◆ SHORT EXERCISE A ◆
Answer these from the essay on photography:
(i) How many photographs are estimated to be made every day?
(ii) What percentage of mothers photograph their children daily?
(iii) What project was being researched when the industry analyst was called?
───── DOCUMENT TEXT
Marvin Heiferman | Marvin Heiferman | Tuesday, 05.11.2013

The River

The “Narrative Clip,” a wearable, life-logging camera that shoots a photo every 30 seconds.
The statistics are staggering, almost incomprehensible. It is estimated that every day, 1.3 billion photographs are made. Of those, 350 million are uploaded to Facebook. Google+ users, who are currently being offered some of the most advanced and easy to use photo-editing tools to lure them away from Facebook, are posting another 214 million a day. 150 million photos are shared through Snapchat, 55 million via Instagram, and another 1.4 million are added to Flickr. Among those images are ones made by people who photograph everything they eat, everything they own, and whoever walks through the door on their home. I recently read that 9% of mothers photograph their children daily. And also, that in the time it takes to read a sentence shorter than this one, another 14 million photographs will have been made.
People make all of those pictures for a variety of purposes, because they have to or need to or want to. Because image-capturing devices are usually within reach and just because they can. A few years ago, while researching for Photography Changes Everything, I called up an industry analyst who had always been a good source for quantifying photographic activity, to ask why he thought we’ve all become so trigger-happy. In the past, he said, people were culturally programmed by advertising and camera manuals to take photographs of life’s special events, but with the spread of cell phone cameras that began to change. Increasingly, people were making pictures for reasons they weren’t quite sure of, couldn’t justify, or would rather not articulate. If you pressed them to respond, they’d say they were taking pictures of whatever it was that they encountered and thought was cool, curious, or weird.
──────────
◆ SHORT EXERCISE B ◆
Please convert the lines of the records, starting at the line that contains "y-axis-label-line: TED [6,43,17,65]" and ending at the line that contains "y-tick-label: 10000.00 [22,653,65,663]", into a JSON list of strings with one string per line and blank lines left out.
───── MATERIAL PROVIDED
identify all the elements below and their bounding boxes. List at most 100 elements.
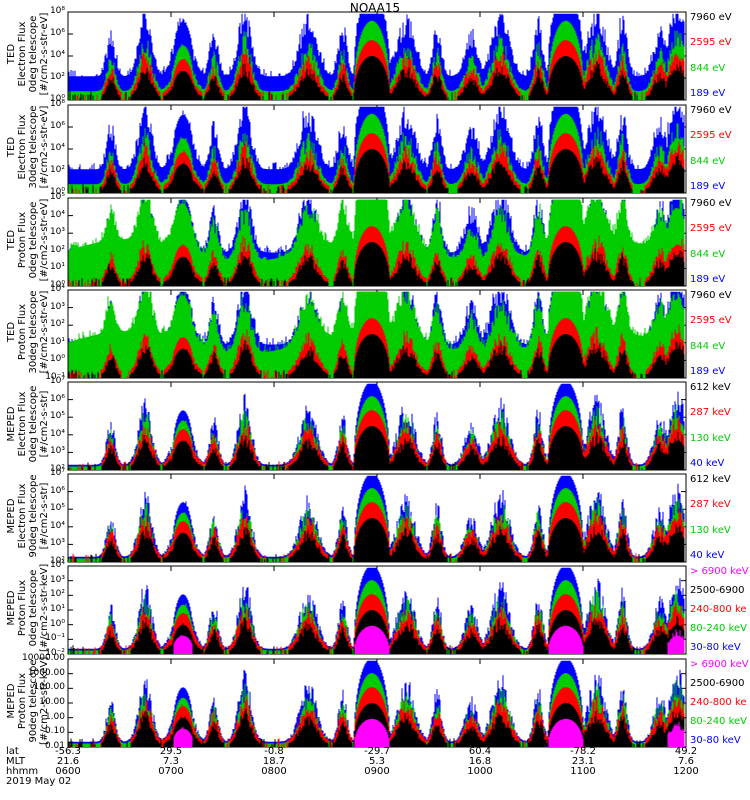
y-axis-label-line: TED [6,43,17,65]
y-axis-label: TED Proton Flux 30deg telescope [#/cm2-s-st… [6,288,50,376]
y-axis-label-line: TED [6,229,17,251]
y-tick-label: 10.00 [39,697,65,707]
legend-entry: 2500-6900 [690,678,745,689]
y-axis-label-line: [#/cm2-s-str-eV] [39,12,50,96]
footer-mlt-value: 7.6 [678,756,694,767]
footer-row-label: lat [6,746,19,757]
legend-entry: 2595 eV [690,37,732,49]
y-axis-label-line: [#/cm2-s-str-eV] [39,105,50,189]
legend-entry: 844 eV [690,340,726,352]
footer-row-label: hhmm [6,766,39,777]
y-tick-label: 10⁵ [49,503,65,514]
y-tick-label: 10⁴ [49,50,65,60]
y-axis-label-line: Electron Flux [17,483,28,549]
legend-entry: 240-800 ke [690,697,747,708]
y-tick-label: 10³ [49,446,65,457]
legend-entry: 189 eV [690,88,726,99]
legend-entry: 844 eV [690,62,726,74]
footer-row-label: 2019 May 02 [6,776,72,787]
legend-entry: 30-80 keV [690,642,741,653]
y-axis-label-line: 0deg telescope [28,201,39,279]
footer-mlt-value: 16.8 [468,756,492,767]
legend-entry: 287 keV [690,407,731,419]
footer-mlt-value: 21.6 [56,756,80,767]
legend-entry: 130 keV [690,432,731,444]
y-axis-label-line: Proton Flux [17,303,28,361]
y-axis-label-line: Electron Flux [17,391,28,457]
legend-entry: 844 eV [690,155,726,167]
footer-lat-value: -56.3 [55,746,81,757]
series-magenta [173,718,685,747]
legend-entry: 7960 eV [690,198,732,209]
series-black [72,242,685,286]
y-tick-label: 10⁰ [49,94,65,104]
series-black [68,334,685,378]
y-axis-label-line: Proton Flux [17,672,28,730]
y-axis-label-line: Proton Flux [17,579,28,637]
y-tick-label: 10⁻¹ [45,633,65,644]
panel-ted-p-0 [67,197,687,287]
y-axis-label: MEPED Electron Flux 90deg telescope [#/cm2-… [6,472,50,560]
y-tick-label: 10000.00 [22,653,65,663]
legend-entry: 7960 eV [690,290,732,301]
y-axis-label-line: MEPED [6,498,17,534]
y-tick-label: 10⁶ [49,121,65,131]
footer-hhmm-value: 1100 [570,766,596,777]
legend-entry: 80-240 keV [690,623,748,634]
y-tick-label: 10⁻² [45,648,65,658]
series-black [71,149,685,193]
y-axis-label: TED Proton Flux 0deg telescope [#/cm2-s-str… [6,196,50,284]
legend-entry: 189 eV [690,181,726,192]
legend-entry: 612 keV [690,382,731,393]
y-axis-label-line: 30deg telescope [28,290,39,374]
legend-entry: > 6900 keV [690,659,749,670]
y-axis-label-line: TED [6,136,17,158]
footer-lat-value: 60.4 [468,746,492,757]
y-tick-label: 10⁴ [49,284,65,294]
y-tick-label: 100.00 [33,682,66,693]
footer-hhmm-value: 0900 [364,766,390,777]
series-black [70,518,685,562]
y-axis-label-line: 0deg telescope [28,385,39,463]
y-tick-label: 10⁵ [49,192,65,202]
y-axis-label-line: [#/cm2-s-str-keV] [39,656,50,745]
y-tick-label: 10² [49,165,65,175]
y-tick-label: 10⁴ [49,143,65,153]
footer-hhmm-value: 1000 [467,766,493,777]
y-tick-label: 10² [49,556,65,566]
legend-entry: 2595 eV [690,315,732,327]
panel-ted-e-30 [67,104,687,194]
footer-lat-value: -29.7 [364,746,390,757]
y-tick-label: 10³ [49,301,65,312]
y-axis-label-line: Electron Flux [17,21,28,87]
footer-lat-value: 29.5 [159,746,183,757]
footer-row-label: MLT [6,756,25,767]
series-black [68,426,685,470]
y-tick-label: 10⁴ [49,560,65,570]
legend-entry: 40 keV [690,550,725,561]
y-axis-label: TED Electron Flux 0deg telescope [#/cm2-s-s… [6,10,50,98]
y-tick-label: 1000.00 [27,667,65,678]
y-axis-label-line: 90deg telescope [28,474,39,558]
legend-entry: 189 eV [690,274,726,285]
footer-mlt-value: 5.3 [369,756,385,767]
y-axis-label-line: [#/cm2-s-str] [39,482,50,550]
y-tick-label: 0.10 [44,726,65,737]
y-axis-label: MEPED Electron Flux 0deg telescope [#/cm2-s… [6,380,50,468]
y-tick-label: 10¹ [49,336,65,347]
y-axis-label-line: Proton Flux [17,211,28,269]
panel-meped-e-90 [67,473,687,563]
y-tick-label: 10⁰ [49,280,65,290]
y-axis-label-line: [#/cm2-s-str] [39,390,50,458]
footer-hhmm-value: 1200 [673,766,699,777]
y-axis-label-line: [#/cm2-s-str-eV] [39,198,50,282]
footer-hhmm-value: 0800 [261,766,287,777]
footer-lat-value: 49.2 [674,746,698,757]
y-tick-label: 10⁰ [49,354,65,365]
footer-mlt-value: 18.7 [262,756,286,767]
y-axis-label: MEPED Proton Flux 90deg telescope [#/cm2-s-… [6,657,50,745]
y-tick-label: 10⁰ [49,618,65,629]
legend-entry: 80-240 keV [690,716,748,727]
y-tick-label: 10² [49,244,65,255]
──────────
◆ TASK SOLUTION A ◆
(i) 1.3 billion
(ii) 9%
(iii) Photography Changes Everything

◆ TASK SOLUTION B ◆
[
  "y-axis-label-line: TED [6,43,17,65]",
  "y-axis-label: TED Proton Flux 30deg telescope [#/cm2-s-st… [6,288,50,376]",
  "y-axis-label-line: TED [6,229,17,251]",
  "y-tick-label: 10.00 [39,697,65,707]",
  "legend-entry: 2500-6900 [690,678,745,689]",
  "y-axis-label-line: [#/cm2-s-str-eV] [39,12,50,96]",
  "footer-mlt-value: 7.6 [678,756,694,767]",
  "footer-row-label: lat [6,746,19,757]",
  "legend-entry: 2595 eV [690,37,732,49]",
  "y-axis-label-line: [#/cm2-s-str-eV] [39,105,50,189]",
  "legend-entry: 844 eV [690,340,726,352]",
  "footer-row-label: hhmm [6,766,39,777]",
  "y-tick-label: 10⁵ [49,503,65,514]",
  "y-tick-label: 10⁴ [49,50,65,60]",
  "y-axis-label-line: Electron Flux [17,483,28,549]",
  "legend-entry: 240-800 ke [690,697,747,708]",
  "y-tick-label: 10³ [49,446,65,457]",
  "legend-entry: 189 eV [690,88,726,99]",
  "legend-entry: 844 eV [690,62,726,74]",
  "footer-row-label: 2019 May 02 [6,776,72,787]",
  "legend-entry: 30-80 keV [690,642,741,653]",
  "y-axis-label-line: 0deg telescope [28,201,39,279]",
  "footer-mlt-value: 16.8 [468,756,492,767]",
  "legend-entry: 287 keV [690,407,731,419]",
  "footer-mlt-value: 21.6 [56,756,80,767]",
  "legend-entry: 130 keV [690,432,731,444]",
  "y-axis-label-line: Proton Flux [17,303,28,361]",
  "y-axis-label-line: Electron Flux [17,391,28,457]",
  "legend-entry: 844 eV [690,155,726,167]",
  "footer-lat-value: -56.3 [55,746,81,757]",
  "series-magenta [173,718,685,747]",
  "legend-entry: 7960 eV [690,198,732,209]",
  "series-black [72,242,685,286]",
  "y-tick-label: 10⁰ [49,94,65,104]",
  "series-black [68,334,685,378]",
  "y-axis-label-line: Proton Flux [17,672,28,730]",
  "y-axis-label-line: Proton Flux [17,579,28,637]",
  "y-tick-label: 10⁻¹ [45,633,65,644]",
  "panel-ted-p-0 [67,197,687,287]",
  "y-axis-label: MEPED Electron Flux 90deg telescope [#/cm2-… [6,472,50,560]",
  "y-tick-label: 10000.00 [22,653,65,663]"
]